Data records
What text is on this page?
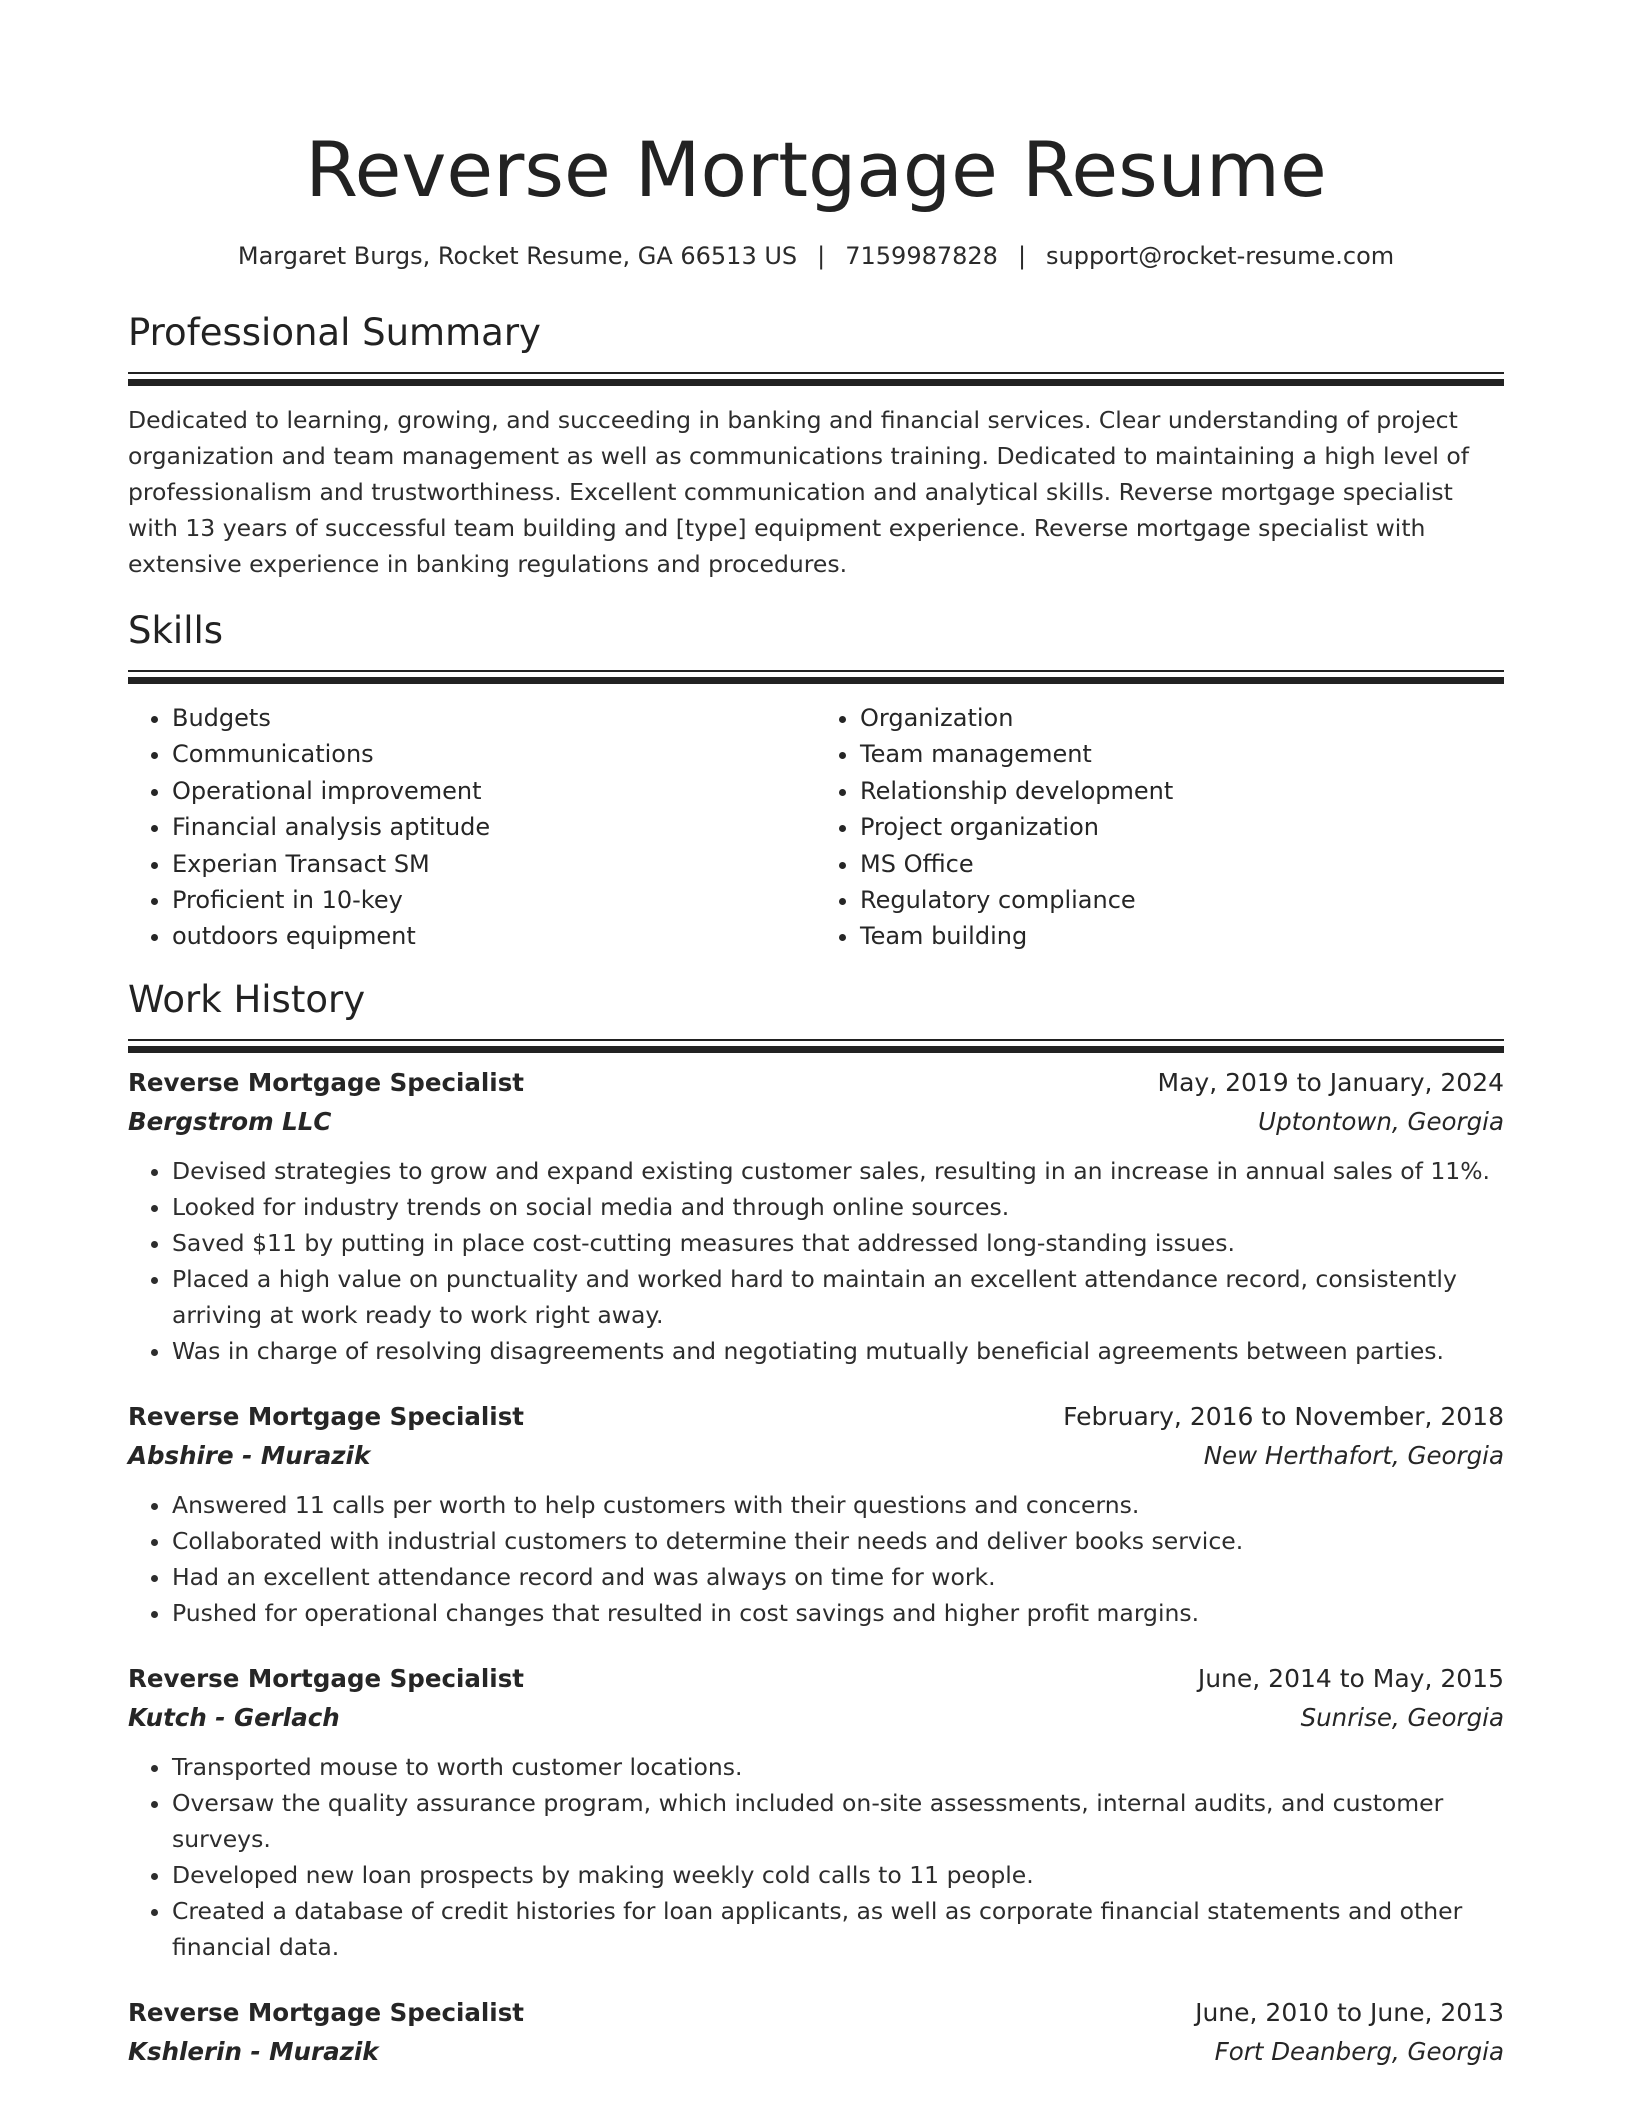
Reverse Mortgage Resume
Margaret Burgs, Rocket Resume, GA 66513 US | 7159987828 | support@rocket-resume.com
Professional Summary

Dedicated to learning, growing, and succeeding in banking and financial services. Clear understanding of project organization and team management as well as communications training. Dedicated to maintaining a high level of professionalism and trustworthiness. Excellent communication and analytical skills. Reverse mortgage specialist with 13 years of successful team building and [type] equipment experience. Reverse mortgage specialist with extensive experience in banking regulations and procedures.

Skills
• Budgets
• Communications
• Operational improvement
• Financial analysis aptitude
• Experian Transact SM
• Proficient in 10-key
• outdoors equipment
• Organization
• Team management
• Relationship development
• Project organization
• MS Office
• Regulatory compliance
• Team building
Work History
Reverse Mortgage Specialist	May, 2019 to January, 2024
Bergstrom LLC	Uptontown, Georgia
• Devised strategies to grow and expand existing customer sales, resulting in an increase in annual sales of 11%.
• Looked for industry trends on social media and through online sources.
• Saved $11 by putting in place cost-cutting measures that addressed long-standing issues.
• Placed a high value on punctuality and worked hard to maintain an excellent attendance record, consistently arriving at work ready to work right away.
• Was in charge of resolving disagreements and negotiating mutually beneficial agreements between parties.
Reverse Mortgage Specialist	February, 2016 to November, 2018
Abshire - Murazik	New Herthafort, Georgia
• Answered 11 calls per worth to help customers with their questions and concerns.
• Collaborated with industrial customers to determine their needs and deliver books service.
• Had an excellent attendance record and was always on time for work.
• Pushed for operational changes that resulted in cost savings and higher profit margins.
Reverse Mortgage Specialist	June, 2014 to May, 2015
Kutch - Gerlach	Sunrise, Georgia
• Transported mouse to worth customer locations.
• Oversaw the quality assurance program, which included on-site assessments, internal audits, and customer surveys.
• Developed new loan prospects by making weekly cold calls to 11 people.
• Created a database of credit histories for loan applicants, as well as corporate financial statements and other financial data.
Reverse Mortgage Specialist	June, 2010 to June, 2013
Kshlerin - Murazik	Fort Deanberg, Georgia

Aim
Copy every line in the records above that contains the word "Georgia".

Response
Bergstrom LLC	Uptontown, Georgia
Abshire - Murazik	New Herthafort, Georgia
Kutch - Gerlach	Sunrise, Georgia
Kshlerin - Murazik	Fort Deanberg, Georgia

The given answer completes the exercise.